[TASK INSTRUCTIONS]: Render the material again word for word, skipping the pictures in it.

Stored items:
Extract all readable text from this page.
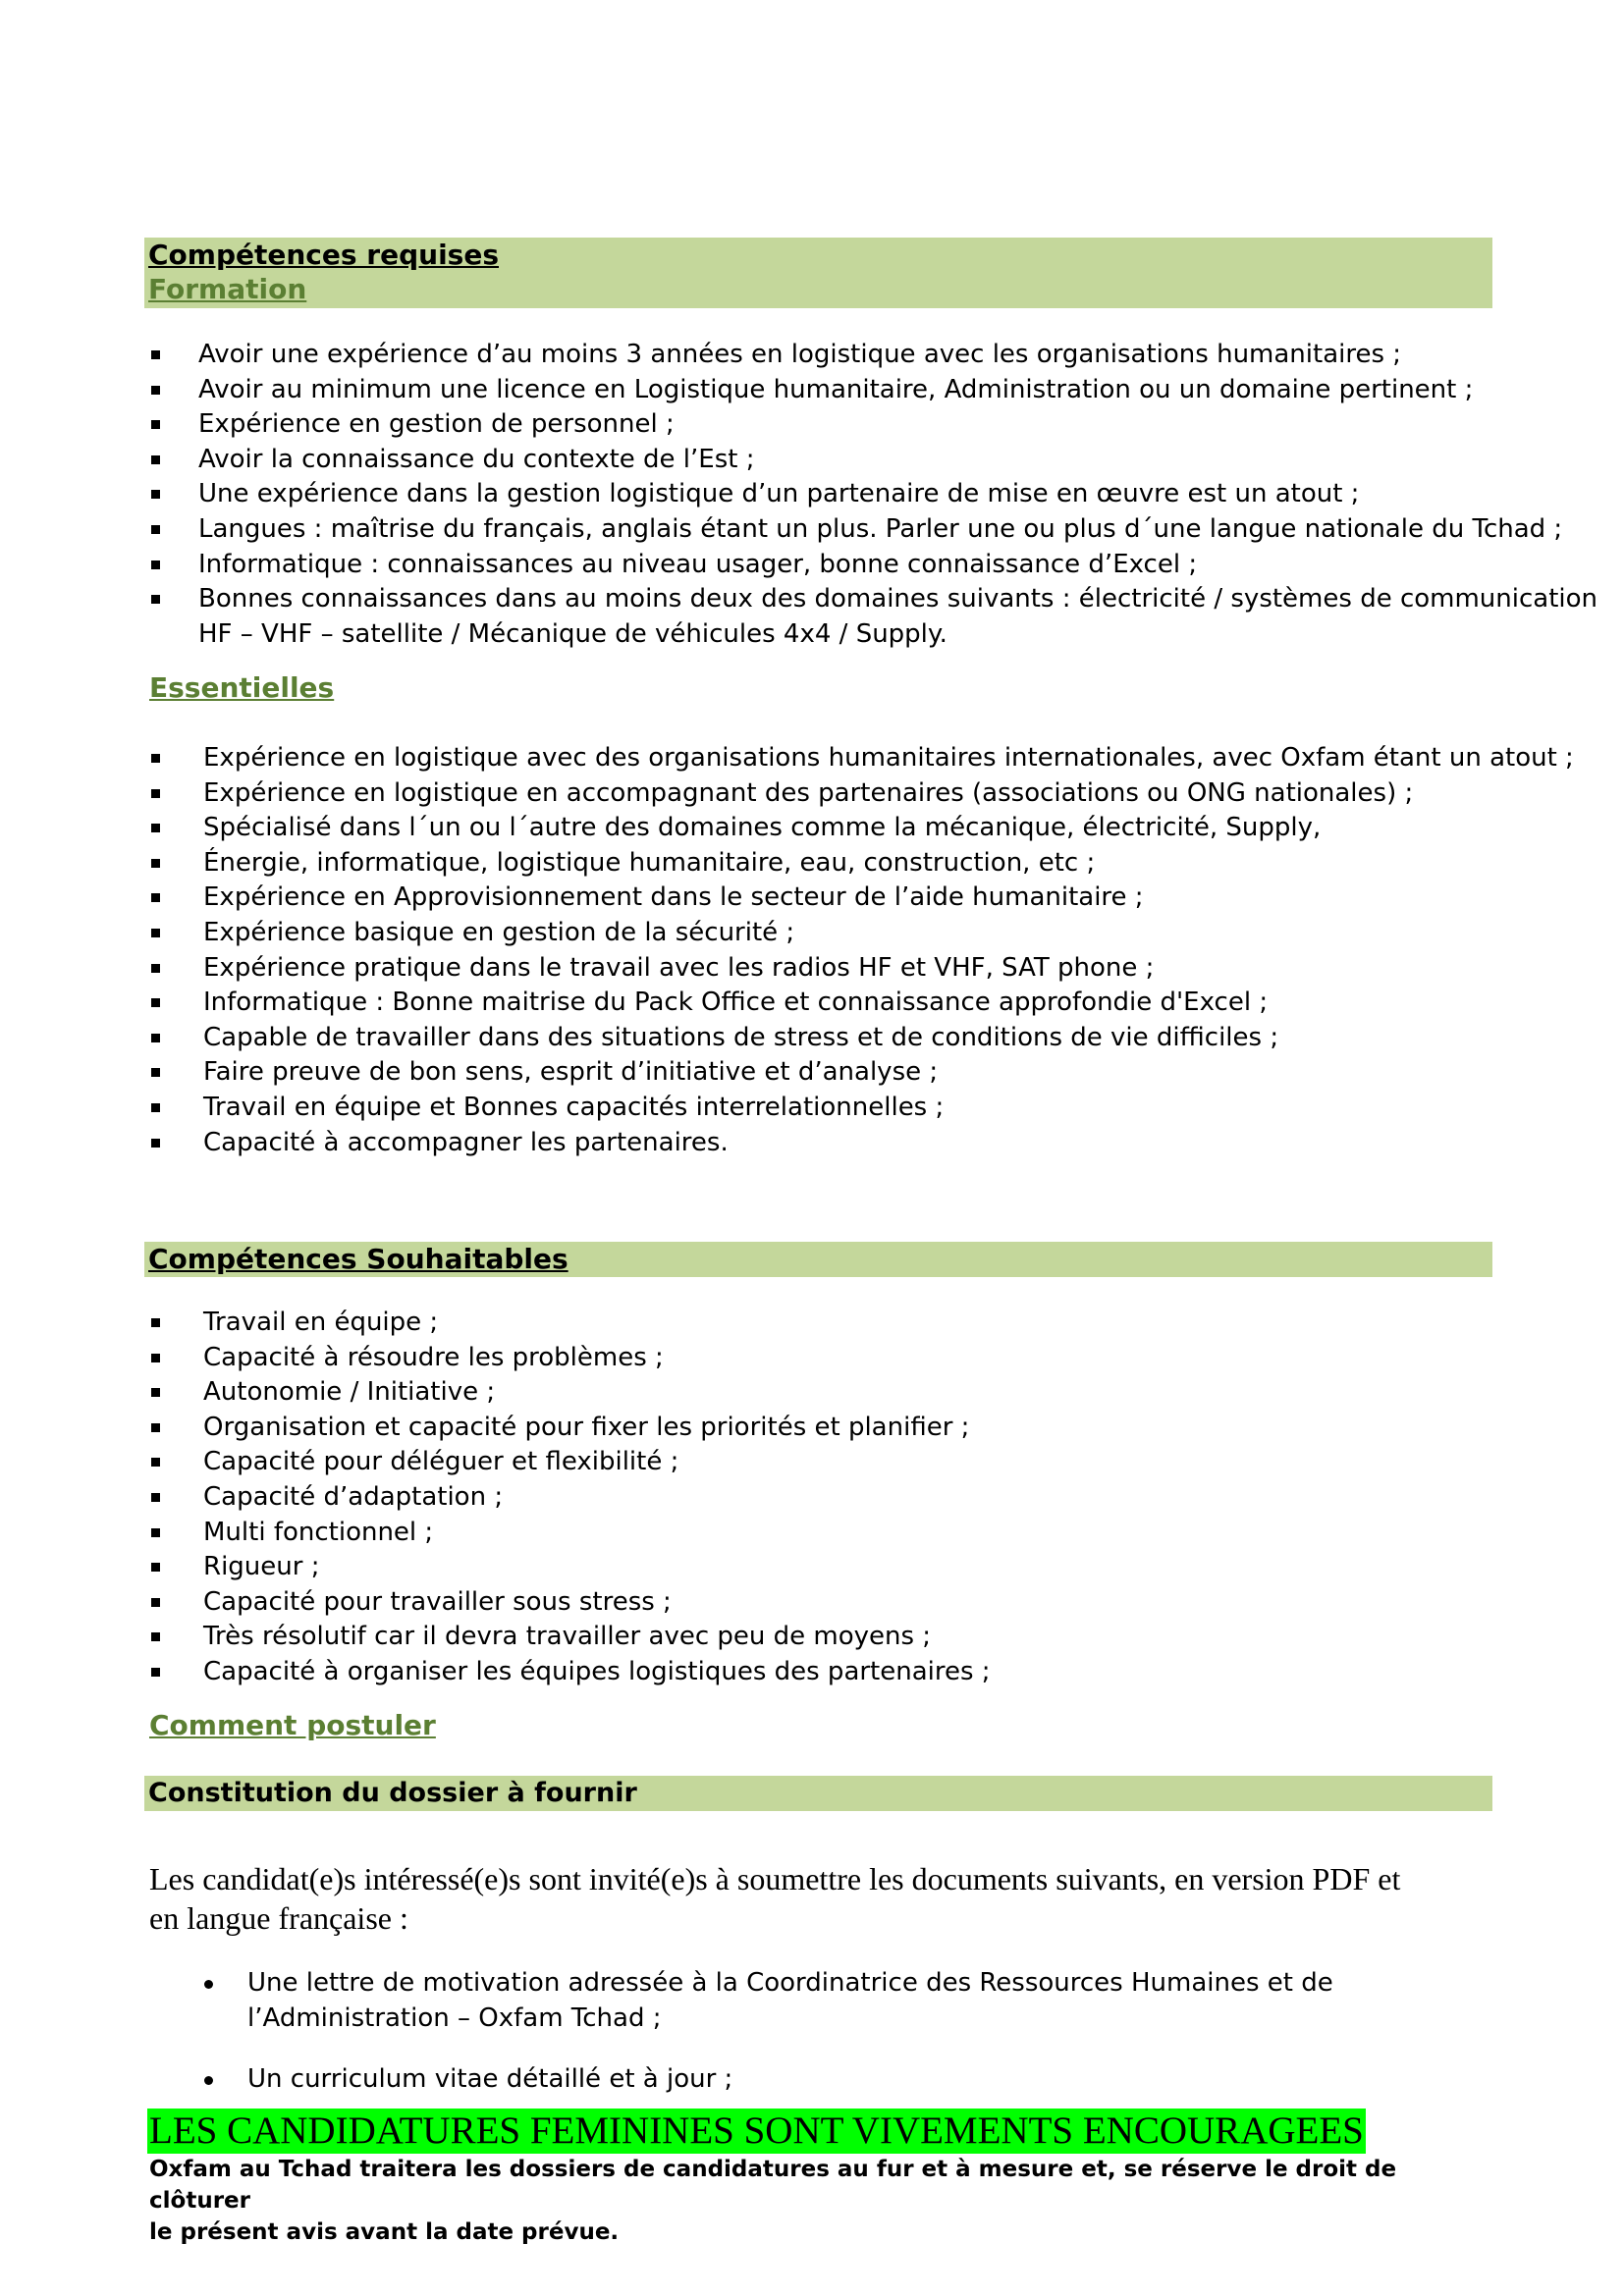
Compétences requises
Formation
Avoir une expérience d’au moins 3 années en logistique avec les organisations humanitaires ;
Avoir au minimum une licence en Logistique humanitaire, Administration ou un domaine pertinent ;
Expérience en gestion de personnel ;
Avoir la connaissance du contexte de l’Est ;
Une expérience dans la gestion logistique d’un partenaire de mise en œuvre est un atout ;
Langues : maîtrise du français, anglais étant un plus. Parler une ou plus d´une langue nationale du Tchad ;
Informatique : connaissances au niveau usager, bonne connaissance d’Excel ;
Bonnes connaissances dans au moins deux des domaines suivants : électricité / systèmes de communication
HF – VHF – satellite / Mécanique de véhicules 4x4 / Supply.
Essentielles
Expérience en logistique avec des organisations humanitaires internationales, avec Oxfam étant un atout ;
Expérience en logistique en accompagnant des partenaires (associations ou ONG nationales) ;
Spécialisé dans l´un ou l´autre des domaines comme la mécanique, électricité, Supply,
Énergie, informatique, logistique humanitaire, eau, construction, etc ;
Expérience en Approvisionnement dans le secteur de l’aide humanitaire ;
Expérience basique en gestion de la sécurité ;
Expérience pratique dans le travail avec les radios HF et VHF, SAT phone ;
Informatique : Bonne maitrise du Pack Office et connaissance approfondie d'Excel ;
Capable de travailler dans des situations de stress et de conditions de vie difficiles ;
Faire preuve de bon sens, esprit d’initiative et d’analyse ;
Travail en équipe et Bonnes capacités interrelationnelles ;
Capacité à accompagner les partenaires.
Compétences Souhaitables
Travail en équipe ;
Capacité à résoudre les problèmes ;
Autonomie / Initiative ;
Organisation et capacité pour fixer les priorités et planifier ;
Capacité pour déléguer et flexibilité ;
Capacité d’adaptation ;
Multi fonctionnel ;
Rigueur ;
Capacité pour travailler sous stress ;
Très résolutif car il devra travailler avec peu de moyens ;
Capacité à organiser les équipes logistiques des partenaires ;
Comment postuler
Constitution du dossier à fournir
Les candidat(e)s intéressé(e)s sont invité(e)s à soumettre les documents suivants, en version PDF et
en langue française :
Une lettre de motivation adressée à la Coordinatrice des Ressources Humaines et de
l’Administration – Oxfam Tchad ;
Un curriculum vitae détaillé et à jour ;
LES CANDIDATURES FEMININES SONT VIVEMENTS ENCOURAGEES
Oxfam au Tchad traitera les dossiers de candidatures au fur et à mesure et, se réserve le droit de clôturer
le présent avis avant la date prévue.
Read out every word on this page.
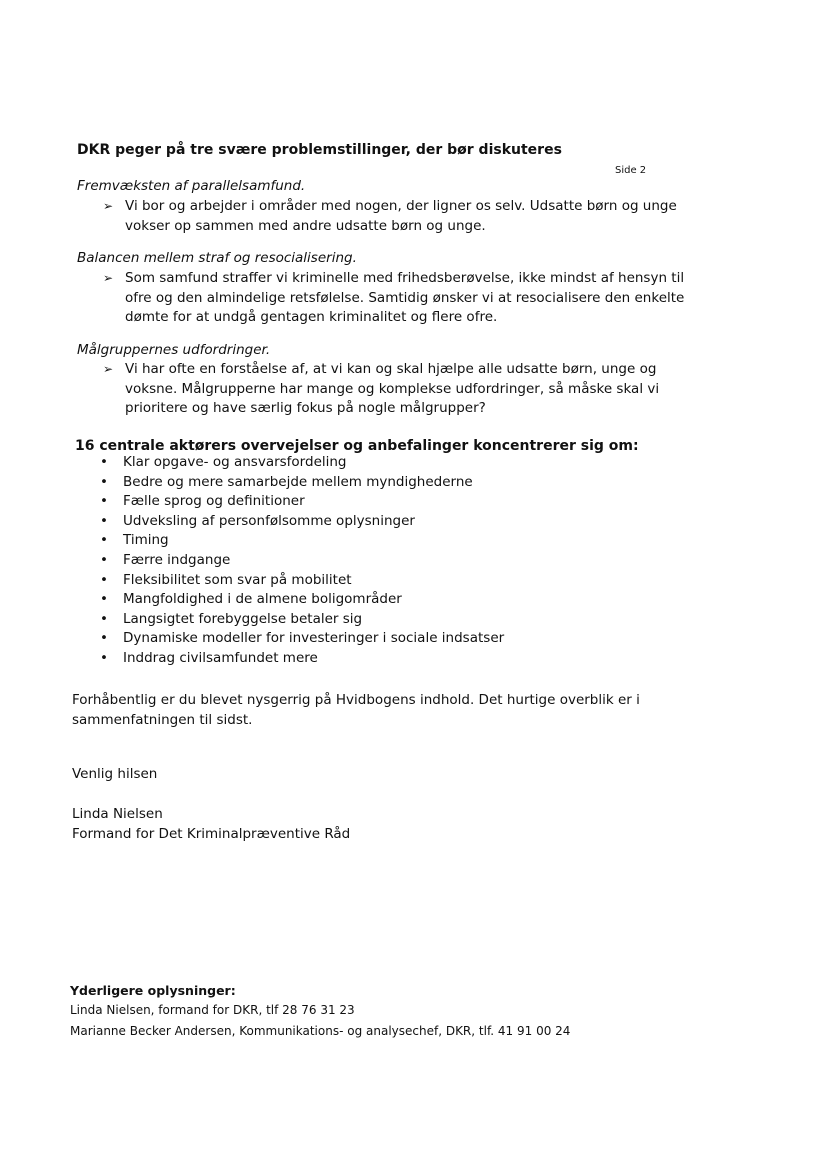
DKR peger på tre svære problemstillinger, der bør diskuteres
Side 2
Fremvæksten af parallelsamfund.
➢ Vi bor og arbejder i områder med nogen, der ligner os selv. Udsatte børn og unge vokser op sammen med andre udsatte børn og unge.
Balancen mellem straf og resocialisering.
➢ Som samfund straffer vi kriminelle med frihedsberøvelse, ikke mindst af hensyn til ofre og den almindelige retsfølelse. Samtidig ønsker vi at resocialisere den enkelte dømte for at undgå gentagen kriminalitet og flere ofre.
Målgruppernes udfordringer.
➢ Vi har ofte en forståelse af, at vi kan og skal hjælpe alle udsatte børn, unge og voksne. Målgrupperne har mange og komplekse udfordringer, så måske skal vi prioritere og have særlig fokus på nogle målgrupper?
16 centrale aktørers overvejelser og anbefalinger koncentrerer sig om:
• Klar opgave- og ansvarsfordeling
• Bedre og mere samarbejde mellem myndighederne
• Fælle sprog og definitioner
• Udveksling af personfølsomme oplysninger
• Timing
• Færre indgange
• Fleksibilitet som svar på mobilitet
• Mangfoldighed i de almene boligområder
• Langsigtet forebyggelse betaler sig
• Dynamiske modeller for investeringer i sociale indsatser
• Inddrag civilsamfundet mere
Forhåbentlig er du blevet nysgerrig på Hvidbogens indhold. Det hurtige overblik er i sammenfatningen til sidst.
Venlig hilsen
Linda Nielsen
Formand for Det Kriminalpræventive Råd
Yderligere oplysninger:
Linda Nielsen, formand for DKR, tlf 28 76 31 23
Marianne Becker Andersen, Kommunikations- og analysechef, DKR, tlf. 41 91 00 24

[FULL SOLUTION]:
Extract all readable text from this page.
Compétences requises
Formation
Avoir une expérience d’au moins 3 années en logistique avec les organisations humanitaires ;
Avoir au minimum une licence en Logistique humanitaire, Administration ou un domaine pertinent ;
Expérience en gestion de personnel ;
Avoir la connaissance du contexte de l’Est ;
Une expérience dans la gestion logistique d’un partenaire de mise en œuvre est un atout ;
Langues : maîtrise du français, anglais étant un plus. Parler une ou plus d´une langue nationale du Tchad ;
Informatique : connaissances au niveau usager, bonne connaissance d’Excel ;
Bonnes connaissances dans au moins deux des domaines suivants : électricité / systèmes de communication
HF – VHF – satellite / Mécanique de véhicules 4x4 / Supply.
Essentielles
Expérience en logistique avec des organisations humanitaires internationales, avec Oxfam étant un atout ;
Expérience en logistique en accompagnant des partenaires (associations ou ONG nationales) ;
Spécialisé dans l´un ou l´autre des domaines comme la mécanique, électricité, Supply,
Énergie, informatique, logistique humanitaire, eau, construction, etc ;
Expérience en Approvisionnement dans le secteur de l’aide humanitaire ;
Expérience basique en gestion de la sécurité ;
Expérience pratique dans le travail avec les radios HF et VHF, SAT phone ;
Informatique : Bonne maitrise du Pack Office et connaissance approfondie d'Excel ;
Capable de travailler dans des situations de stress et de conditions de vie difficiles ;
Faire preuve de bon sens, esprit d’initiative et d’analyse ;
Travail en équipe et Bonnes capacités interrelationnelles ;
Capacité à accompagner les partenaires.
Compétences Souhaitables
Travail en équipe ;
Capacité à résoudre les problèmes ;
Autonomie / Initiative ;
Organisation et capacité pour fixer les priorités et planifier ;
Capacité pour déléguer et flexibilité ;
Capacité d’adaptation ;
Multi fonctionnel ;
Rigueur ;
Capacité pour travailler sous stress ;
Très résolutif car il devra travailler avec peu de moyens ;
Capacité à organiser les équipes logistiques des partenaires ;
Comment postuler
Constitution du dossier à fournir
Les candidat(e)s intéressé(e)s sont invité(e)s à soumettre les documents suivants, en version PDF et
en langue française :
Une lettre de motivation adressée à la Coordinatrice des Ressources Humaines et de
l’Administration – Oxfam Tchad ;
Un curriculum vitae détaillé et à jour ;
LES CANDIDATURES FEMININES SONT VIVEMENTS ENCOURAGEES
Oxfam au Tchad traitera les dossiers de candidatures au fur et à mesure et, se réserve le droit de clôturer
le présent avis avant la date prévue.
Read out every word on this page.
DKR peger på tre svære problemstillinger, der bør diskuteres
Side 2
Fremvæksten af parallelsamfund.
➢ Vi bor og arbejder i områder med nogen, der ligner os selv. Udsatte børn og unge vokser op sammen med andre udsatte børn og unge.
Balancen mellem straf og resocialisering.
➢ Som samfund straffer vi kriminelle med frihedsberøvelse, ikke mindst af hensyn til ofre og den almindelige retsfølelse. Samtidig ønsker vi at resocialisere den enkelte dømte for at undgå gentagen kriminalitet og flere ofre.
Målgruppernes udfordringer.
➢ Vi har ofte en forståelse af, at vi kan og skal hjælpe alle udsatte børn, unge og voksne. Målgrupperne har mange og komplekse udfordringer, så måske skal vi prioritere og have særlig fokus på nogle målgrupper?
16 centrale aktørers overvejelser og anbefalinger koncentrerer sig om:
• Klar opgave- og ansvarsfordeling
• Bedre og mere samarbejde mellem myndighederne
• Fælle sprog og definitioner
• Udveksling af personfølsomme oplysninger
• Timing
• Færre indgange
• Fleksibilitet som svar på mobilitet
• Mangfoldighed i de almene boligområder
• Langsigtet forebyggelse betaler sig
• Dynamiske modeller for investeringer i sociale indsatser
• Inddrag civilsamfundet mere
Forhåbentlig er du blevet nysgerrig på Hvidbogens indhold. Det hurtige overblik er i sammenfatningen til sidst.
Venlig hilsen
Linda Nielsen
Formand for Det Kriminalpræventive Råd
Yderligere oplysninger:
Linda Nielsen, formand for DKR, tlf 28 76 31 23
Marianne Becker Andersen, Kommunikations- og analysechef, DKR, tlf. 41 91 00 24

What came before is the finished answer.